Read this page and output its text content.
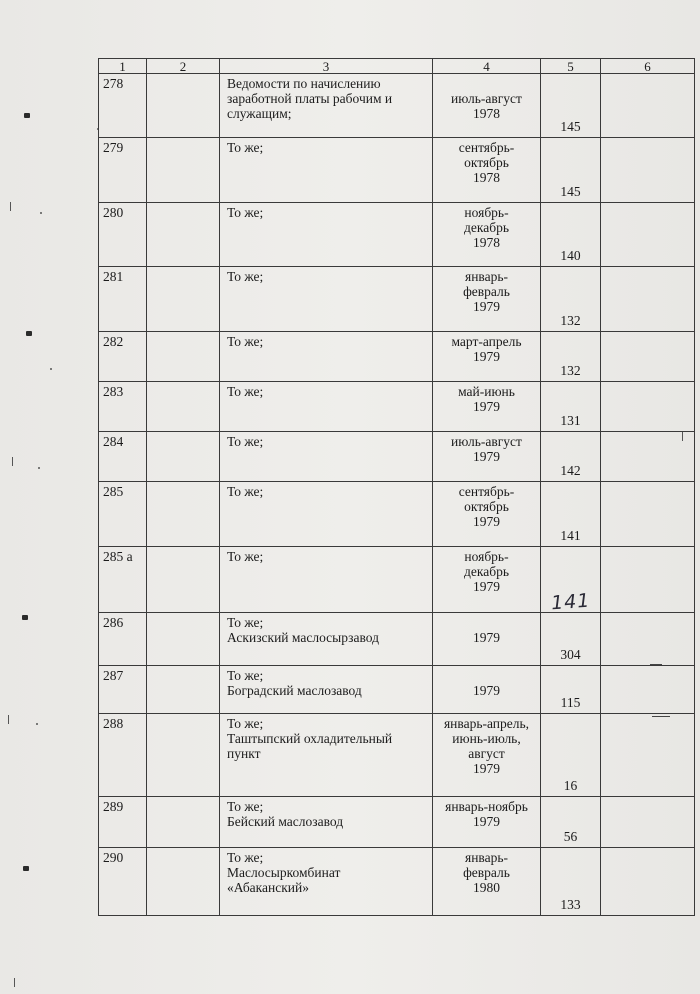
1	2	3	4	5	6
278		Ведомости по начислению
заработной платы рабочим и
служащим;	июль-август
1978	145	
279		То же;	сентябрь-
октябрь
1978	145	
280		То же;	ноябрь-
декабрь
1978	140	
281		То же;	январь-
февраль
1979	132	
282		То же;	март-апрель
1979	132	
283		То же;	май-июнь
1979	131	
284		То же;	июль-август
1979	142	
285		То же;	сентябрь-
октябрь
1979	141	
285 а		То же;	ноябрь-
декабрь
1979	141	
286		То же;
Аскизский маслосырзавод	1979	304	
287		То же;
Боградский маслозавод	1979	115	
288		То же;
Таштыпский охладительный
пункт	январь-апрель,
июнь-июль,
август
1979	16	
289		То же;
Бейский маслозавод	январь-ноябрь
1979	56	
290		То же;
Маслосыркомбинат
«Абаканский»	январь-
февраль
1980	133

────────────────────

* Exercise description: Collect each line containing the string "маслозавод".

* Correct result:
Боградский маслозавод	1979	115	
Бейский маслозавод	январь-ноябрь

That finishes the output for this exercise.